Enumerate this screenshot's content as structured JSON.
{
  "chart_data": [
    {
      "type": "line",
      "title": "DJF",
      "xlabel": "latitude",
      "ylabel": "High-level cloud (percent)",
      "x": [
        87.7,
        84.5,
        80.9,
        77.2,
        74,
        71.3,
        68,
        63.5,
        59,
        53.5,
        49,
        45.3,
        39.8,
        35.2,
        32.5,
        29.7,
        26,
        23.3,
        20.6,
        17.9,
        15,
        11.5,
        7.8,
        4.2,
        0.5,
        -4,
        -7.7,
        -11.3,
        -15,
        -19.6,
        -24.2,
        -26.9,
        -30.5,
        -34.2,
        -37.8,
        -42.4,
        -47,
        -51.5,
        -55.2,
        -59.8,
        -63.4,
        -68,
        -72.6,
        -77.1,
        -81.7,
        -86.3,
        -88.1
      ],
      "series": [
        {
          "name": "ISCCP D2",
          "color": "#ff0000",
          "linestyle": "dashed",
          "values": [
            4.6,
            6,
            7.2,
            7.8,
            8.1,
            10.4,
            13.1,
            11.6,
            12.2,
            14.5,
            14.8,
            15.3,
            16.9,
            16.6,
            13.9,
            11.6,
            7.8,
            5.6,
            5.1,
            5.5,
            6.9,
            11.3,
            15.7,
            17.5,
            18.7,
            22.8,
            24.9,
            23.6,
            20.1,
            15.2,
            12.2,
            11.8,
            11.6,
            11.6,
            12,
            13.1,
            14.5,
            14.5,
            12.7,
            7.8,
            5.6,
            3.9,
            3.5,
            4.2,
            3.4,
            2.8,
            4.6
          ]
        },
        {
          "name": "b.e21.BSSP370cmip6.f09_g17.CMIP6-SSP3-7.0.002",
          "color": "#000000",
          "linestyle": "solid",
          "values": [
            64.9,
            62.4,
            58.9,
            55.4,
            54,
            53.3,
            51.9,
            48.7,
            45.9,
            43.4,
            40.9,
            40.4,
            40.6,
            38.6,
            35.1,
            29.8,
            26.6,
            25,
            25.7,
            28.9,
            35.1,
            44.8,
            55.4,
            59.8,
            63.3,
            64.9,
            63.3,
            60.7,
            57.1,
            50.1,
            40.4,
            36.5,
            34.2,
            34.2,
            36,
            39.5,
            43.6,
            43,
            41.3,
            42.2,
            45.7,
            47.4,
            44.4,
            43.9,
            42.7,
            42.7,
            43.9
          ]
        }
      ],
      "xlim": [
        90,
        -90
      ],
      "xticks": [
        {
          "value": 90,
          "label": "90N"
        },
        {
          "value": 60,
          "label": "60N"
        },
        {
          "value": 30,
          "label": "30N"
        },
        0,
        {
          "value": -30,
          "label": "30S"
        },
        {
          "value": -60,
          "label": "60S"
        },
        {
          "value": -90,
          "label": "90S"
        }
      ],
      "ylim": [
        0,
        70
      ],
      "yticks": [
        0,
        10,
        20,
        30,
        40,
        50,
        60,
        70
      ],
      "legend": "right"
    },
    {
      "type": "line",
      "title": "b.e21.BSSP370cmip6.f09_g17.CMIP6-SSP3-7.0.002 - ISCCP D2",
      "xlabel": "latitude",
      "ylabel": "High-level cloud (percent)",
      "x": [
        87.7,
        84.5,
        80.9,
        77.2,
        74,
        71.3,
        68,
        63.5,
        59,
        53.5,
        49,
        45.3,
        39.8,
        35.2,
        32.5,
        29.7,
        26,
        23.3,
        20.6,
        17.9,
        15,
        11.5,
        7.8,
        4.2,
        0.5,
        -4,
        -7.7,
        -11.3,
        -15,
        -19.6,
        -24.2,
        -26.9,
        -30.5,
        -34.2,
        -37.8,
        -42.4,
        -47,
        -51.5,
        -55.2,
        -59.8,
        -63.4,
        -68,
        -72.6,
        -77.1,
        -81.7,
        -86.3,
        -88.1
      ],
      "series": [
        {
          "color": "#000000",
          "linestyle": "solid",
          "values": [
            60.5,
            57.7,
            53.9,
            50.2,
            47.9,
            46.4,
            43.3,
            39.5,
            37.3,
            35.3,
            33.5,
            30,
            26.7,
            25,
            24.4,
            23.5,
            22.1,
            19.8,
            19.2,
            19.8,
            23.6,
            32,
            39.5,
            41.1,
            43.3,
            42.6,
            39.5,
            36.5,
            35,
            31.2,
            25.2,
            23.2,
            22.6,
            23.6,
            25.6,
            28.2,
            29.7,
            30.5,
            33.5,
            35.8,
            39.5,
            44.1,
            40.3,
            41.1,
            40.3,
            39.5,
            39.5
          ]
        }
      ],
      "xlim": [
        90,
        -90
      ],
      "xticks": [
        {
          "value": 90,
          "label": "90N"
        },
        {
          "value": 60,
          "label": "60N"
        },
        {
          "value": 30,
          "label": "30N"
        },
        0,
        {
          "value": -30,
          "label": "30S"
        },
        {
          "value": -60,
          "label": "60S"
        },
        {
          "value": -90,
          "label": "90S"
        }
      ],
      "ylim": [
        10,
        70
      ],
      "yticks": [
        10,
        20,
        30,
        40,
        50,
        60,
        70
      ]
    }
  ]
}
.....
• Brief
Return every entry verbatim.

• Written response
Enumerate this screenshot's content as structured JSON.
{
  "chart_data": [
    {
      "type": "line",
      "title": "DJF",
      "xlabel": "latitude",
      "ylabel": "High-level cloud (percent)",
      "x": [
        87.7,
        84.5,
        80.9,
        77.2,
        74,
        71.3,
        68,
        63.5,
        59,
        53.5,
        49,
        45.3,
        39.8,
        35.2,
        32.5,
        29.7,
        26,
        23.3,
        20.6,
        17.9,
        15,
        11.5,
        7.8,
        4.2,
        0.5,
        -4,
        -7.7,
        -11.3,
        -15,
        -19.6,
        -24.2,
        -26.9,
        -30.5,
        -34.2,
        -37.8,
        -42.4,
        -47,
        -51.5,
        -55.2,
        -59.8,
        -63.4,
        -68,
        -72.6,
        -77.1,
        -81.7,
        -86.3,
        -88.1
      ],
      "series": [
        {
          "name": "ISCCP D2",
          "color": "#ff0000",
          "linestyle": "dashed",
          "values": [
            4.6,
            6,
            7.2,
            7.8,
            8.1,
            10.4,
            13.1,
            11.6,
            12.2,
            14.5,
            14.8,
            15.3,
            16.9,
            16.6,
            13.9,
            11.6,
            7.8,
            5.6,
            5.1,
            5.5,
            6.9,
            11.3,
            15.7,
            17.5,
            18.7,
            22.8,
            24.9,
            23.6,
            20.1,
            15.2,
            12.2,
            11.8,
            11.6,
            11.6,
            12,
            13.1,
            14.5,
            14.5,
            12.7,
            7.8,
            5.6,
            3.9,
            3.5,
            4.2,
            3.4,
            2.8,
            4.6
          ]
        },
        {
          "name": "b.e21.BSSP370cmip6.f09_g17.CMIP6-SSP3-7.0.002",
          "color": "#000000",
          "linestyle": "solid",
          "values": [
            64.9,
            62.4,
            58.9,
            55.4,
            54,
            53.3,
            51.9,
            48.7,
            45.9,
            43.4,
            40.9,
            40.4,
            40.6,
            38.6,
            35.1,
            29.8,
            26.6,
            25,
            25.7,
            28.9,
            35.1,
            44.8,
            55.4,
            59.8,
            63.3,
            64.9,
            63.3,
            60.7,
            57.1,
            50.1,
            40.4,
            36.5,
            34.2,
            34.2,
            36,
            39.5,
            43.6,
            43,
            41.3,
            42.2,
            45.7,
            47.4,
            44.4,
            43.9,
            42.7,
            42.7,
            43.9
          ]
        }
      ],
      "xlim": [
        90,
        -90
      ],
      "xticks": [
        {
          "value": 90,
          "label": "90N"
        },
        {
          "value": 60,
          "label": "60N"
        },
        {
          "value": 30,
          "label": "30N"
        },
        0,
        {
          "value": -30,
          "label": "30S"
        },
        {
          "value": -60,
          "label": "60S"
        },
        {
          "value": -90,
          "label": "90S"
        }
      ],
      "ylim": [
        0,
        70
      ],
      "yticks": [
        0,
        10,
        20,
        30,
        40,
        50,
        60,
        70
      ],
      "legend": "right"
    },
    {
      "type": "line",
      "title": "b.e21.BSSP370cmip6.f09_g17.CMIP6-SSP3-7.0.002 - ISCCP D2",
      "xlabel": "latitude",
      "ylabel": "High-level cloud (percent)",
      "x": [
        87.7,
        84.5,
        80.9,
        77.2,
        74,
        71.3,
        68,
        63.5,
        59,
        53.5,
        49,
        45.3,
        39.8,
        35.2,
        32.5,
        29.7,
        26,
        23.3,
        20.6,
        17.9,
        15,
        11.5,
        7.8,
        4.2,
        0.5,
        -4,
        -7.7,
        -11.3,
        -15,
        -19.6,
        -24.2,
        -26.9,
        -30.5,
        -34.2,
        -37.8,
        -42.4,
        -47,
        -51.5,
        -55.2,
        -59.8,
        -63.4,
        -68,
        -72.6,
        -77.1,
        -81.7,
        -86.3,
        -88.1
      ],
      "series": [
        {
          "color": "#000000",
          "linestyle": "solid",
          "values": [
            60.5,
            57.7,
            53.9,
            50.2,
            47.9,
            46.4,
            43.3,
            39.5,
            37.3,
            35.3,
            33.5,
            30,
            26.7,
            25,
            24.4,
            23.5,
            22.1,
            19.8,
            19.2,
            19.8,
            23.6,
            32,
            39.5,
            41.1,
            43.3,
            42.6,
            39.5,
            36.5,
            35,
            31.2,
            25.2,
            23.2,
            22.6,
            23.6,
            25.6,
            28.2,
            29.7,
            30.5,
            33.5,
            35.8,
            39.5,
            44.1,
            40.3,
            41.1,
            40.3,
            39.5,
            39.5
          ]
        }
      ],
      "xlim": [
        90,
        -90
      ],
      "xticks": [
        {
          "value": 90,
          "label": "90N"
        },
        {
          "value": 60,
          "label": "60N"
        },
        {
          "value": 30,
          "label": "30N"
        },
        0,
        {
          "value": -30,
          "label": "30S"
        },
        {
          "value": -60,
          "label": "60S"
        },
        {
          "value": -90,
          "label": "90S"
        }
      ],
      "ylim": [
        10,
        70
      ],
      "yticks": [
        10,
        20,
        30,
        40,
        50,
        60,
        70
      ]
    }
  ]
}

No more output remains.